----- DATA RECORDS

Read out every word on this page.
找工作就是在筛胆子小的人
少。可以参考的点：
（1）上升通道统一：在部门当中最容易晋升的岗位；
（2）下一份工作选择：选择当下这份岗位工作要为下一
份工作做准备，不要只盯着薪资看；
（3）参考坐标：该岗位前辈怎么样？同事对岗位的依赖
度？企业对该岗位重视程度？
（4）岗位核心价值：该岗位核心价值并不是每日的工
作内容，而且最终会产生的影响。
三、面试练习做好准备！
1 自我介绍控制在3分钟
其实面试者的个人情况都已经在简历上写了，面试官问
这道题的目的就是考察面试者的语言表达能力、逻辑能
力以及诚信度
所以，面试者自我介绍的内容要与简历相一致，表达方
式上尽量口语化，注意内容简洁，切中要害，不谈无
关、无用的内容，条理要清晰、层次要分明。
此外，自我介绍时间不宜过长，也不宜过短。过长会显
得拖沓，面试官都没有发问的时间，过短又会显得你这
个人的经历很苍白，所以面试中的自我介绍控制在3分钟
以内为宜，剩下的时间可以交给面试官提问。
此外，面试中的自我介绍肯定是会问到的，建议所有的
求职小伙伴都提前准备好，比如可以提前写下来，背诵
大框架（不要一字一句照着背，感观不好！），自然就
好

----------

TASK>
Each record should come back exactly as written.

TASK OUTPUT>
Read out every word on this page.
找工作就是在筛胆子小的人
少。可以参考的点：
（1）上升通道统一：在部门当中最容易晋升的岗位；
（2）下一份工作选择：选择当下这份岗位工作要为下一
份工作做准备，不要只盯着薪资看；
（3）参考坐标：该岗位前辈怎么样？同事对岗位的依赖
度？企业对该岗位重视程度？
（4）岗位核心价值：该岗位核心价值并不是每日的工
作内容，而且最终会产生的影响。
三、面试练习做好准备！
1 自我介绍控制在3分钟
其实面试者的个人情况都已经在简历上写了，面试官问
这道题的目的就是考察面试者的语言表达能力、逻辑能
力以及诚信度
所以，面试者自我介绍的内容要与简历相一致，表达方
式上尽量口语化，注意内容简洁，切中要害，不谈无
关、无用的内容，条理要清晰、层次要分明。
此外，自我介绍时间不宜过长，也不宜过短。过长会显
得拖沓，面试官都没有发问的时间，过短又会显得你这
个人的经历很苍白，所以面试中的自我介绍控制在3分钟
以内为宜，剩下的时间可以交给面试官提问。
此外，面试中的自我介绍肯定是会问到的，建议所有的
求职小伙伴都提前准备好，比如可以提前写下来，背诵
大框架（不要一字一句照着背，感观不好！），自然就
好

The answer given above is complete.